### Document excerpt
§
You say, “What’s the point of all the Old Testament history, David?” Don’t miss this. The Bible is making clear in this passage that nothing in history is accidental. Nothing. Throughout its history from the
very beginning, everything in the Old Testament has been pointing to a King Who would come. Then from the first verse in the New Testament, the Bible is announcing, “The King has come. Jesus Christ, the Son of David, the Son of Abraham, is here.” He is the center of history.
This is really important for us to hear, because you are not at the center of history. I am not at the center of history. Our generation is not at the center of history. The United States of America is not at the center of history. Throughout history, billions of people have come; billions of people have gone. Empires have come; empires have gone. Countries, nations, kings, queens, presidents, dictators, rulers have come and gone. At the center of it all stands one person, Jesus Christ. He redefines history. That’s only one point. I’ve got to pick up the pace.
- Jesus reunites humanity.
§
### What to do
A - In the sermon excerpt:
(i) What two titles does the excerpt give Jesus Christ in its quotation of the first verse of the New Testament?
(ii) Which country does the excerpt name as not being at the center of history?
(iii) What does the final line say Jesus does?
B - Can you rewrite the sermon excerpt from "This is really" down to "up the pace.", with "dictators" changed to "tyrants"?
C - Can you pick up the sermon excerpt where it stops and carry it on?

### Supplied entries
§
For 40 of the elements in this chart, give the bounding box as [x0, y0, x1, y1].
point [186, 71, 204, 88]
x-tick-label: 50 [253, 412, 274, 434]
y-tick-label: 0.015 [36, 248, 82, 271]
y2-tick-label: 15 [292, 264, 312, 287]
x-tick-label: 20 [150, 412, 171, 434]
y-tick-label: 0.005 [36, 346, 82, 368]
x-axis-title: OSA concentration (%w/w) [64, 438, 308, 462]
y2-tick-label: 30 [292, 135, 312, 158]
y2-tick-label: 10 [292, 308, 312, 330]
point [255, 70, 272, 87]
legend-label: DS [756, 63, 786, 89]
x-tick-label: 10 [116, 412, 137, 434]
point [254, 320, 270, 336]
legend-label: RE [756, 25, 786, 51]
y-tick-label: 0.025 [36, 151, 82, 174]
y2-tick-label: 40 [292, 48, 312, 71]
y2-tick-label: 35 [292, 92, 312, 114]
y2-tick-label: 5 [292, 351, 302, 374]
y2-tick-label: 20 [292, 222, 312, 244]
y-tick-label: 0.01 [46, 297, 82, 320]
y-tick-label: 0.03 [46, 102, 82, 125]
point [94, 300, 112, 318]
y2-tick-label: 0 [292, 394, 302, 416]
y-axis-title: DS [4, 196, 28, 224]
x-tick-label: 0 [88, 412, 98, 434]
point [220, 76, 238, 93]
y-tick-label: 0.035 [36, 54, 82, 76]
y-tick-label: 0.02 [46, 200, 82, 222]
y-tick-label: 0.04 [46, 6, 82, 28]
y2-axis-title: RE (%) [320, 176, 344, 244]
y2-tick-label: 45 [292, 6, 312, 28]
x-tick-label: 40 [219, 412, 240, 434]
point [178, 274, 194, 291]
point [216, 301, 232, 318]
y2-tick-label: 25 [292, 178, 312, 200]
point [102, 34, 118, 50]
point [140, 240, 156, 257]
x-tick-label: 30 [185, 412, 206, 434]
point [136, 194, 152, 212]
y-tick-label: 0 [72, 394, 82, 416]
§
### Exercise responses
A -
(i) The Son of David and the Son of Abraham.
(ii) The United States of America.
(iii) He reunites humanity.

B -
This is really important for us to hear, because you are not at the center of history. I am not at the center of history. Our generation is not at the center of history. The United States of America is not at the center of history. Throughout history, billions of people have come; billions of people have gone. Empires have come; empires have gone. Countries, nations, kings, queens, presidents, tyrants, rulers have come and gone. At the center of it all stands one person, Jesus Christ. He redefines history. That’s only one point. I’ve got to pick up the pace.

C -
Jesus redefines history and reunites humanity. Here we have this list of different people, different generations, from different backgrounds. There are men and women, Jews and Gentiles, from upper-class kings to a lower-class prostitute. But they all have one thing in common—they all point to Jesus. Hold your place in Matthew 1 and look ahead to Matthew 2. Let’s do a little Christmas in August, starting in verse one:
Now after Jesus was born in Bethlehem of Judea in the days of Herod the king, behold, wise men from the east came to Jerusalem, saying, “Where is he who has been born king of the Jews? For we saw his star when it rose and have come to worship him.” When Herod the king heard this, he was troubled, and all Jerusalem with him; and assembling all the chief priests and scribes of the people, he inquired of them where the Christ was to be born. They told him, “In Bethlehem of Judea, for so it is written by the prophet: ‘And you, O Bethlehem, in the land of Judah, are by no means least among the rulers of Judah; for from you shall come a ruler who will shepherd my people Israel.’”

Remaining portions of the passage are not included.